Stated goal
In the following material, identify every line holding the string "Urgesellschaft" and return it.

Records excerpted from a collection:
================

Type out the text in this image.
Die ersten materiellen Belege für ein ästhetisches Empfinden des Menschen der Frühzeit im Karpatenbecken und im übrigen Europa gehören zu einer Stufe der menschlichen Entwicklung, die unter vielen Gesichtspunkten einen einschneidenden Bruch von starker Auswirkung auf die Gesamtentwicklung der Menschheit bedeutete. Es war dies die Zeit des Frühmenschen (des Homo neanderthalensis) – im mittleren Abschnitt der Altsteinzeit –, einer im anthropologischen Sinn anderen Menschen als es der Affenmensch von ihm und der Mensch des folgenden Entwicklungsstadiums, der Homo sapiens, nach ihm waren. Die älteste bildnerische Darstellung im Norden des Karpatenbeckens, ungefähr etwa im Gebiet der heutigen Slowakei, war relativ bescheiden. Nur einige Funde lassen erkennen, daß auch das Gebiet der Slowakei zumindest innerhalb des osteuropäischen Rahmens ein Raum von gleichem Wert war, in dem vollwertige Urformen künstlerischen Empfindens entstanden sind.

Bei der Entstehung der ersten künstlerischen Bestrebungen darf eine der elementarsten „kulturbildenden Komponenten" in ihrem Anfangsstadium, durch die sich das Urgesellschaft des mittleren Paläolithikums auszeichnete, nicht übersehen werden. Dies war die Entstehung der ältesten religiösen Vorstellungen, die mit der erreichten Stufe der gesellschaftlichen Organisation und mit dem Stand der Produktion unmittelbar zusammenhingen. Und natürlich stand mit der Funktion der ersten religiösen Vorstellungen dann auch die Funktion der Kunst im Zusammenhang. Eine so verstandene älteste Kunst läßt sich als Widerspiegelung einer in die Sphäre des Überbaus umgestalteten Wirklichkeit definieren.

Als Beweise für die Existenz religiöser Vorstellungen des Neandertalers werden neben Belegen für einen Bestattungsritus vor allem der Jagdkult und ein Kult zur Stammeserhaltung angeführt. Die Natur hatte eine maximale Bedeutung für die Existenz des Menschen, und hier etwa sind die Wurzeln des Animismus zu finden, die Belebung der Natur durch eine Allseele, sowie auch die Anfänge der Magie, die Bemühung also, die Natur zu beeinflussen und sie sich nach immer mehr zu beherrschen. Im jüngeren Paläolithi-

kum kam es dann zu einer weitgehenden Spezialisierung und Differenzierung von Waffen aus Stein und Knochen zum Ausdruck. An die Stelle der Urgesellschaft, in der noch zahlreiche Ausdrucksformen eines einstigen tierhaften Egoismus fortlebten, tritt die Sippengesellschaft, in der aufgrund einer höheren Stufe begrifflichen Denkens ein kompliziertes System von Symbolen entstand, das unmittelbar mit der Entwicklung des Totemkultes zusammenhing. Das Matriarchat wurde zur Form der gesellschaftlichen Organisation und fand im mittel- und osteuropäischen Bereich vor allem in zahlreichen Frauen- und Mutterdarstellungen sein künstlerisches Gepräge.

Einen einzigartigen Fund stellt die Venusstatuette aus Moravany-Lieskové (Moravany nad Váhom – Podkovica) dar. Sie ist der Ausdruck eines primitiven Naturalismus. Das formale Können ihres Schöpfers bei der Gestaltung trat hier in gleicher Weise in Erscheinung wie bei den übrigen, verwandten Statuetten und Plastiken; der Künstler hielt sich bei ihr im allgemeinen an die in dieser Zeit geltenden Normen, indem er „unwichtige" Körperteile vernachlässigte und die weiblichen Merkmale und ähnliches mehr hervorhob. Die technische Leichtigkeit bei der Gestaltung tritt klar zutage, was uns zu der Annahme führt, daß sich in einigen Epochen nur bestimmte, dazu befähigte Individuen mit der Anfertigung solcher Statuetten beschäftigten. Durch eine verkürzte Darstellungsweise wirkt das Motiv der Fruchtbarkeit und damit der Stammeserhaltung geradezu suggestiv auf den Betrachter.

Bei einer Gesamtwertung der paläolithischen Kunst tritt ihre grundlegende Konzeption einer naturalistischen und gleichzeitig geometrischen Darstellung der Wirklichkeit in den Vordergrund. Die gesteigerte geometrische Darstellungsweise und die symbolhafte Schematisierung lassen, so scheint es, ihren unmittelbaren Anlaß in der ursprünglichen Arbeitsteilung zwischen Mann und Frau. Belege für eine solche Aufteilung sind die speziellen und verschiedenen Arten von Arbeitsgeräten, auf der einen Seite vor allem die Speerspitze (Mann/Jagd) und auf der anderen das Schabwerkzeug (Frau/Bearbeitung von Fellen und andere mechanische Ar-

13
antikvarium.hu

================

Complete output
Bei der Entstehung der ersten künstlerischen Bestrebungen darf eine der elementarsten „kulturbildenden Komponenten" in ihrem Anfangsstadium, durch die sich das Urgesellschaft des mittleren Paläolithikums auszeichnete, nicht übersehen werden. Dies war die Entstehung der ältesten religiösen Vorstellungen, die mit der erreichten Stufe der gesellschaftlichen Organisation und mit dem Stand der Produktion unmittelbar zusammenhingen. Und natürlich stand mit der Funktion der ersten religiösen Vorstellungen dann auch die Funktion der Kunst im Zusammenhang. Eine so verstandene älteste Kunst läßt sich als Widerspiegelung einer in die Sphäre des Überbaus umgestalteten Wirklichkeit definieren.
kum kam es dann zu einer weitgehenden Spezialisierung und Differenzierung von Waffen aus Stein und Knochen zum Ausdruck. An die Stelle der Urgesellschaft, in der noch zahlreiche Ausdrucksformen eines einstigen tierhaften Egoismus fortlebten, tritt die Sippengesellschaft, in der aufgrund einer höheren Stufe begrifflichen Denkens ein kompliziertes System von Symbolen entstand, das unmittelbar mit der Entwicklung des Totemkultes zusammenhing. Das Matriarchat wurde zur Form der gesellschaftlichen Organisation und fand im mittel- und osteuropäischen Bereich vor allem in zahlreichen Frauen- und Mutterdarstellungen sein künstlerisches Gepräge.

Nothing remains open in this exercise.